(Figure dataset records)

- - - - - - -

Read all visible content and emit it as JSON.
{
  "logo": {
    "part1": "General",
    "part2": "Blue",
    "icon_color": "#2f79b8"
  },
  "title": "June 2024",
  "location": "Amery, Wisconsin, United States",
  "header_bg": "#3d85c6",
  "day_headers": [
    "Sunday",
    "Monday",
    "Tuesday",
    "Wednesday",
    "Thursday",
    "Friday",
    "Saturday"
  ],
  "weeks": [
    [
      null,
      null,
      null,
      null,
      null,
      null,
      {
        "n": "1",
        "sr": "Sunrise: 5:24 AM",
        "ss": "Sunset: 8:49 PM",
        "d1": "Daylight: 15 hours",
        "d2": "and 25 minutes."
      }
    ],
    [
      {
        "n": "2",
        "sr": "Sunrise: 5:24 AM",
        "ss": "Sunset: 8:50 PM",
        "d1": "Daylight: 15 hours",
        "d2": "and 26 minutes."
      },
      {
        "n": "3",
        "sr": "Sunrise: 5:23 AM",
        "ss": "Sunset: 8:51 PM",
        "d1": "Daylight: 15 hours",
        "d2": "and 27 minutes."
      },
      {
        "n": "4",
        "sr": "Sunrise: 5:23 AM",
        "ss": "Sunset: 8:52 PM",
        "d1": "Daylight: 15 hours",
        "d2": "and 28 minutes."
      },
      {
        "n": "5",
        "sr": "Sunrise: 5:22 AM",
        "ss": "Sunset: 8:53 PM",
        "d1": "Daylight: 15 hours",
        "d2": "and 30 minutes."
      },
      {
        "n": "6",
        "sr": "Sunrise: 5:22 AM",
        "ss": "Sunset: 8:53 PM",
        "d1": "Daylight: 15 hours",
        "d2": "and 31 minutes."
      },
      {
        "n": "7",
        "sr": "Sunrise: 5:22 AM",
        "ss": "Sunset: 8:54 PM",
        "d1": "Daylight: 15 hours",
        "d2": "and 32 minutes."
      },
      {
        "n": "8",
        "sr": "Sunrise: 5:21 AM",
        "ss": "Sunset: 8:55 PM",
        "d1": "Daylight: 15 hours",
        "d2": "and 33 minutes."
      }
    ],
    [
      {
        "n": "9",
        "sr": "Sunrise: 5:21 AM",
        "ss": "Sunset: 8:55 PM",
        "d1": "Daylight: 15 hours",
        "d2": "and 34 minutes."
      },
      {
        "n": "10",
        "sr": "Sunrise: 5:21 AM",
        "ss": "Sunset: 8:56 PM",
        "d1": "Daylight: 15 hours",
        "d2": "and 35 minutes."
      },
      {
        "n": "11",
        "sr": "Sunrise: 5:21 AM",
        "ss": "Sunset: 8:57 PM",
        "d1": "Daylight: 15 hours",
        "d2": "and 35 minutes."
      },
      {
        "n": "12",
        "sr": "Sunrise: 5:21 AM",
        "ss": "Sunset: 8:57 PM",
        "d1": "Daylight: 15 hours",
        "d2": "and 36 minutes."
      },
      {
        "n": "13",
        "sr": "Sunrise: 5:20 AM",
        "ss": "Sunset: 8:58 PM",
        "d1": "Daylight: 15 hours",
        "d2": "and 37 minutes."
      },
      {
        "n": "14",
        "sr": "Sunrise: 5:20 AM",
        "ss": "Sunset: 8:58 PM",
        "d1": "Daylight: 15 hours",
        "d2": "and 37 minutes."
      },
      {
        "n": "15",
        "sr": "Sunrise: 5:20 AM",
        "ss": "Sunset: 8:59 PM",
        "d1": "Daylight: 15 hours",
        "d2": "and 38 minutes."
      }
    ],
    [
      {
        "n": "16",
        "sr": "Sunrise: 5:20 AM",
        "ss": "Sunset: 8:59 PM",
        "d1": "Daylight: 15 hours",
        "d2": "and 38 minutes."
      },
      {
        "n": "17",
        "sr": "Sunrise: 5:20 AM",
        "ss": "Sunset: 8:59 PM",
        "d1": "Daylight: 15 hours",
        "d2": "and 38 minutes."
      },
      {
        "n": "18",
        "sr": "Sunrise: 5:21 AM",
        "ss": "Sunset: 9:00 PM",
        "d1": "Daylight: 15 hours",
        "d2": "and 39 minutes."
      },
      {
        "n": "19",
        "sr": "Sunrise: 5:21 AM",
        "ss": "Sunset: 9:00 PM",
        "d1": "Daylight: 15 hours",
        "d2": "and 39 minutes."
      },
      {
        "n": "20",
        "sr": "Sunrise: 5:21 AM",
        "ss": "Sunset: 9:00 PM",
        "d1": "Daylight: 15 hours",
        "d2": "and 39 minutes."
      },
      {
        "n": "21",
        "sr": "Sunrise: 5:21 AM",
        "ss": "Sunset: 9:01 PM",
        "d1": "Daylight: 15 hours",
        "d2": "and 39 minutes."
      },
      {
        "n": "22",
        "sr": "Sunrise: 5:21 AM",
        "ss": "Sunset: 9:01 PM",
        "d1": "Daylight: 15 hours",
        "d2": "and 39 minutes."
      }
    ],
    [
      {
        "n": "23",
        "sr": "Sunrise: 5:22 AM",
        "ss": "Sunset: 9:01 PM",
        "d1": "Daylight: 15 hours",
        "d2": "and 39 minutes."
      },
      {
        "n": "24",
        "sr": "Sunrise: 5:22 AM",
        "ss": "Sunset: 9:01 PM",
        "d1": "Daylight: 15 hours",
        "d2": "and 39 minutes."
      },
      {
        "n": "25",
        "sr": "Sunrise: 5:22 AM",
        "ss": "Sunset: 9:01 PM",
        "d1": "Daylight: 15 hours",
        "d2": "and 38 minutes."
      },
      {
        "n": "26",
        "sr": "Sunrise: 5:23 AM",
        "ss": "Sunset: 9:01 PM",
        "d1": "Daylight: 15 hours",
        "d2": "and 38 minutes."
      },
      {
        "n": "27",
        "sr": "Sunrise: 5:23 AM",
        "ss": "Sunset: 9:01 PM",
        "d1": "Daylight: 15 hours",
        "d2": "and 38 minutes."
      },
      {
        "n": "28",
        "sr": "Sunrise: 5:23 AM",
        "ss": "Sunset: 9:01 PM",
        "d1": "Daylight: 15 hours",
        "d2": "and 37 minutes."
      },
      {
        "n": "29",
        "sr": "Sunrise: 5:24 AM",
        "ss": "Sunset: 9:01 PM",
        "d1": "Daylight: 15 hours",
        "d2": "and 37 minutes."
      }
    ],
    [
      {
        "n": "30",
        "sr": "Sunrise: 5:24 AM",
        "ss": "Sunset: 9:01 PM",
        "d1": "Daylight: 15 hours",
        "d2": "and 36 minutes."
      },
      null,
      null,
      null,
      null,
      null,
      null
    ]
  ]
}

- - - - - - -

◆ Exercise requirements:
Extract all of the data shown above and repeat it verbatim.

◆ Written solution:
Read all visible content and emit it as JSON.
{
  "logo": {
    "part1": "General",
    "part2": "Blue",
    "icon_color": "#2f79b8"
  },
  "title": "June 2024",
  "location": "Amery, Wisconsin, United States",
  "header_bg": "#3d85c6",
  "day_headers": [
    "Sunday",
    "Monday",
    "Tuesday",
    "Wednesday",
    "Thursday",
    "Friday",
    "Saturday"
  ],
  "weeks": [
    [
      null,
      null,
      null,
      null,
      null,
      null,
      {
        "n": "1",
        "sr": "Sunrise: 5:24 AM",
        "ss": "Sunset: 8:49 PM",
        "d1": "Daylight: 15 hours",
        "d2": "and 25 minutes."
      }
    ],
    [
      {
        "n": "2",
        "sr": "Sunrise: 5:24 AM",
        "ss": "Sunset: 8:50 PM",
        "d1": "Daylight: 15 hours",
        "d2": "and 26 minutes."
      },
      {
        "n": "3",
        "sr": "Sunrise: 5:23 AM",
        "ss": "Sunset: 8:51 PM",
        "d1": "Daylight: 15 hours",
        "d2": "and 27 minutes."
      },
      {
        "n": "4",
        "sr": "Sunrise: 5:23 AM",
        "ss": "Sunset: 8:52 PM",
        "d1": "Daylight: 15 hours",
        "d2": "and 28 minutes."
      },
      {
        "n": "5",
        "sr": "Sunrise: 5:22 AM",
        "ss": "Sunset: 8:53 PM",
        "d1": "Daylight: 15 hours",
        "d2": "and 30 minutes."
      },
      {
        "n": "6",
        "sr": "Sunrise: 5:22 AM",
        "ss": "Sunset: 8:53 PM",
        "d1": "Daylight: 15 hours",
        "d2": "and 31 minutes."
      },
      {
        "n": "7",
        "sr": "Sunrise: 5:22 AM",
        "ss": "Sunset: 8:54 PM",
        "d1": "Daylight: 15 hours",
        "d2": "and 32 minutes."
      },
      {
        "n": "8",
        "sr": "Sunrise: 5:21 AM",
        "ss": "Sunset: 8:55 PM",
        "d1": "Daylight: 15 hours",
        "d2": "and 33 minutes."
      }
    ],
    [
      {
        "n": "9",
        "sr": "Sunrise: 5:21 AM",
        "ss": "Sunset: 8:55 PM",
        "d1": "Daylight: 15 hours",
        "d2": "and 34 minutes."
      },
      {
        "n": "10",
        "sr": "Sunrise: 5:21 AM",
        "ss": "Sunset: 8:56 PM",
        "d1": "Daylight: 15 hours",
        "d2": "and 35 minutes."
      },
      {
        "n": "11",
        "sr": "Sunrise: 5:21 AM",
        "ss": "Sunset: 8:57 PM",
        "d1": "Daylight: 15 hours",
        "d2": "and 35 minutes."
      },
      {
        "n": "12",
        "sr": "Sunrise: 5:21 AM",
        "ss": "Sunset: 8:57 PM",
        "d1": "Daylight: 15 hours",
        "d2": "and 36 minutes."
      },
      {
        "n": "13",
        "sr": "Sunrise: 5:20 AM",
        "ss": "Sunset: 8:58 PM",
        "d1": "Daylight: 15 hours",
        "d2": "and 37 minutes."
      },
      {
        "n": "14",
        "sr": "Sunrise: 5:20 AM",
        "ss": "Sunset: 8:58 PM",
        "d1": "Daylight: 15 hours",
        "d2": "and 37 minutes."
      },
      {
        "n": "15",
        "sr": "Sunrise: 5:20 AM",
        "ss": "Sunset: 8:59 PM",
        "d1": "Daylight: 15 hours",
        "d2": "and 38 minutes."
      }
    ],
    [
      {
        "n": "16",
        "sr": "Sunrise: 5:20 AM",
        "ss": "Sunset: 8:59 PM",
        "d1": "Daylight: 15 hours",
        "d2": "and 38 minutes."
      },
      {
        "n": "17",
        "sr": "Sunrise: 5:20 AM",
        "ss": "Sunset: 8:59 PM",
        "d1": "Daylight: 15 hours",
        "d2": "and 38 minutes."
      },
      {
        "n": "18",
        "sr": "Sunrise: 5:21 AM",
        "ss": "Sunset: 9:00 PM",
        "d1": "Daylight: 15 hours",
        "d2": "and 39 minutes."
      },
      {
        "n": "19",
        "sr": "Sunrise: 5:21 AM",
        "ss": "Sunset: 9:00 PM",
        "d1": "Daylight: 15 hours",
        "d2": "and 39 minutes."
      },
      {
        "n": "20",
        "sr": "Sunrise: 5:21 AM",
        "ss": "Sunset: 9:00 PM",
        "d1": "Daylight: 15 hours",
        "d2": "and 39 minutes."
      },
      {
        "n": "21",
        "sr": "Sunrise: 5:21 AM",
        "ss": "Sunset: 9:01 PM",
        "d1": "Daylight: 15 hours",
        "d2": "and 39 minutes."
      },
      {
        "n": "22",
        "sr": "Sunrise: 5:21 AM",
        "ss": "Sunset: 9:01 PM",
        "d1": "Daylight: 15 hours",
        "d2": "and 39 minutes."
      }
    ],
    [
      {
        "n": "23",
        "sr": "Sunrise: 5:22 AM",
        "ss": "Sunset: 9:01 PM",
        "d1": "Daylight: 15 hours",
        "d2": "and 39 minutes."
      },
      {
        "n": "24",
        "sr": "Sunrise: 5:22 AM",
        "ss": "Sunset: 9:01 PM",
        "d1": "Daylight: 15 hours",
        "d2": "and 39 minutes."
      },
      {
        "n": "25",
        "sr": "Sunrise: 5:22 AM",
        "ss": "Sunset: 9:01 PM",
        "d1": "Daylight: 15 hours",
        "d2": "and 38 minutes."
      },
      {
        "n": "26",
        "sr": "Sunrise: 5:23 AM",
        "ss": "Sunset: 9:01 PM",
        "d1": "Daylight: 15 hours",
        "d2": "and 38 minutes."
      },
      {
        "n": "27",
        "sr": "Sunrise: 5:23 AM",
        "ss": "Sunset: 9:01 PM",
        "d1": "Daylight: 15 hours",
        "d2": "and 38 minutes."
      },
      {
        "n": "28",
        "sr": "Sunrise: 5:23 AM",
        "ss": "Sunset: 9:01 PM",
        "d1": "Daylight: 15 hours",
        "d2": "and 37 minutes."
      },
      {
        "n": "29",
        "sr": "Sunrise: 5:24 AM",
        "ss": "Sunset: 9:01 PM",
        "d1": "Daylight: 15 hours",
        "d2": "and 37 minutes."
      }
    ],
    [
      {
        "n": "30",
        "sr": "Sunrise: 5:24 AM",
        "ss": "Sunset: 9:01 PM",
        "d1": "Daylight: 15 hours",
        "d2": "and 36 minutes."
      },
      null,
      null,
      null,
      null,
      null,
      null
    ]
  ]
}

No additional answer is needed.